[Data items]
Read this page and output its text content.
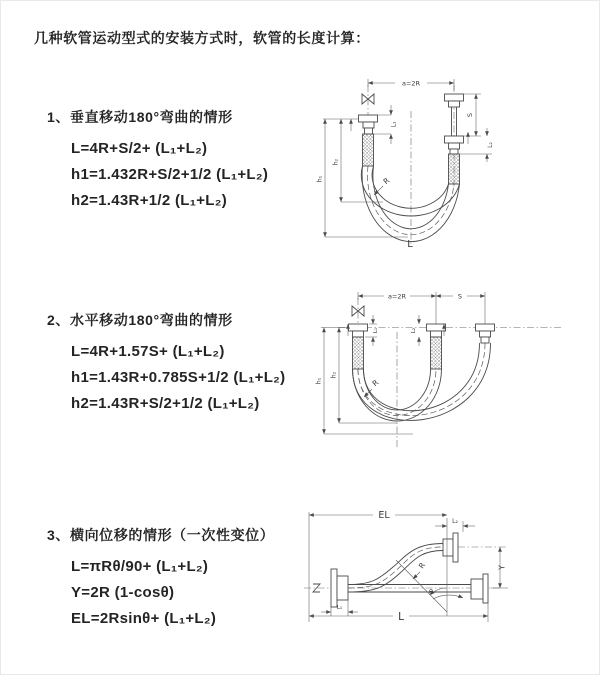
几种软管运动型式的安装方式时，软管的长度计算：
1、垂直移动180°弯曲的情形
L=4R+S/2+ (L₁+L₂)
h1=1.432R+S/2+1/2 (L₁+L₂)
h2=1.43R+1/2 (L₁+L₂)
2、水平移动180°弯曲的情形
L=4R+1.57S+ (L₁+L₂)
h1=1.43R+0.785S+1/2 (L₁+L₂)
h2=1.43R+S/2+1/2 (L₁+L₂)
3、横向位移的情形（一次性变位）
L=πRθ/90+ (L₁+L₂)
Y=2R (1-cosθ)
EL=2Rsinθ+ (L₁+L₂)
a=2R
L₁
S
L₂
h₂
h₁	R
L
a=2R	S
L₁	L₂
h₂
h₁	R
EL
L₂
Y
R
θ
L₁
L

- WORK INSTRUCTIONS: Leaving aside the images, write out the entries above word for word.

- RESPONSE:
Read this page and output its text content.
几种软管运动型式的安装方式时，软管的长度计算：
1、垂直移动180°弯曲的情形
L=4R+S/2+ (L₁+L₂)
h1=1.432R+S/2+1/2 (L₁+L₂)
h2=1.43R+1/2 (L₁+L₂)
2、水平移动180°弯曲的情形
L=4R+1.57S+ (L₁+L₂)
h1=1.43R+0.785S+1/2 (L₁+L₂)
h2=1.43R+S/2+1/2 (L₁+L₂)
3、横向位移的情形（一次性变位）
L=πRθ/90+ (L₁+L₂)
Y=2R (1-cosθ)
EL=2Rsinθ+ (L₁+L₂)
a=2R
L₁
S
L₂
h₂
h₁	R
L
a=2R	S
L₁	L₂
h₂
h₁	R
EL
L₂
Y
R
θ
L₁
L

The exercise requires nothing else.